• _Objective_
From the data that follows, copy every line holding the string "ylabel".
=-=-=-=-=
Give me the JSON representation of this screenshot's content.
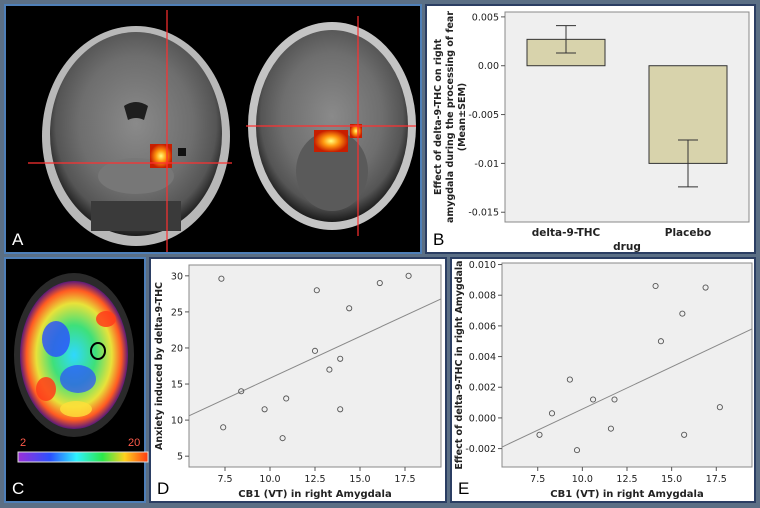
{
  "panels": {
    "a": {
      "label": "A"
    },
    "b": {
      "label": "B"
    },
    "c": {
      "label": "C",
      "scale_min": "2",
      "scale_max": "20"
    },
    "d": {
      "label": "D"
    },
    "e": {
      "label": "E"
    }
  },
  "colors": {
    "bar_fill": "#d8d3ac",
    "plot_bg": "#efefef",
    "crosshair": "#ff3030",
    "frame_blue": "#4e7fb8"
  },
  "chart_data": [
    {
      "id": "B",
      "type": "bar",
      "categories": [
        "delta-9-THC",
        "Placebo"
      ],
      "values": [
        0.0027,
        -0.01
      ],
      "errors": [
        0.0014,
        0.0024
      ],
      "xlabel": "drug",
      "ylabel": [
        "Effect of delta-9-THC on right",
        "amygdala during the processing of fear",
        "(Mean±SEM)"
      ],
      "ylim": [
        -0.016,
        0.0055
      ],
      "yticks": [
        "0.005",
        "0.00",
        "-0.005",
        "-0.01",
        "-0.015"
      ],
      "ytick_values": [
        0.005,
        0.0,
        -0.005,
        -0.01,
        -0.015
      ]
    },
    {
      "id": "D",
      "type": "scatter",
      "x": [
        7.3,
        7.4,
        8.4,
        9.7,
        10.7,
        10.9,
        12.5,
        12.6,
        13.3,
        13.9,
        13.9,
        14.4,
        16.1,
        17.7
      ],
      "y": [
        29.6,
        9.0,
        14.0,
        11.5,
        7.5,
        13.0,
        19.6,
        28.0,
        17.0,
        11.5,
        18.5,
        25.5,
        29.0,
        30.0
      ],
      "fit_line": [
        [
          5.5,
          10.6
        ],
        [
          19.5,
          26.8
        ]
      ],
      "xlabel": "CB1 (VT) in right Amygdala",
      "ylabel": "Anxiety induced by delta-9-THC",
      "xlim": [
        5.5,
        19.5
      ],
      "ylim": [
        3.5,
        31.5
      ],
      "xticks": [
        "7.5",
        "10.0",
        "12.5",
        "15.0",
        "17.5"
      ],
      "xtick_values": [
        7.5,
        10.0,
        12.5,
        15.0,
        17.5
      ],
      "yticks": [
        "30",
        "25",
        "20",
        "15",
        "10",
        "5"
      ],
      "ytick_values": [
        30,
        25,
        20,
        15,
        10,
        5
      ]
    },
    {
      "id": "E",
      "type": "scatter",
      "x": [
        7.6,
        8.3,
        9.3,
        9.7,
        10.6,
        11.6,
        11.8,
        14.1,
        14.4,
        15.6,
        15.7,
        16.9,
        17.7
      ],
      "y": [
        -0.0011,
        0.0003,
        0.0025,
        -0.0021,
        0.0012,
        -0.0007,
        0.0012,
        0.0086,
        0.005,
        0.0068,
        -0.0011,
        0.0085,
        0.0007
      ],
      "fit_line": [
        [
          5.5,
          -0.0019
        ],
        [
          19.5,
          0.0058
        ]
      ],
      "xlabel": "CB1 (VT) in right Amygdala",
      "ylabel": "Effect of delta-9-THC in right Amygdala",
      "xlim": [
        5.5,
        19.5
      ],
      "ylim": [
        -0.0032,
        0.0101
      ],
      "xticks": [
        "7.5",
        "10.0",
        "12.5",
        "15.0",
        "17.5"
      ],
      "xtick_values": [
        7.5,
        10.0,
        12.5,
        15.0,
        17.5
      ],
      "yticks": [
        "0.010",
        "0.008",
        "0.006",
        "0.004",
        "0.002",
        "0.000",
        "-0.002"
      ],
      "ytick_values": [
        0.01,
        0.008,
        0.006,
        0.004,
        0.002,
        0.0,
        -0.002
      ]
    }
  ]
}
=-=-=-=-=
• _Solution to the problem_
      "ylabel": [
      "ylabel": "Anxiety induced by delta-9-THC",
      "ylabel": "Effect of delta-9-THC in right Amygdala",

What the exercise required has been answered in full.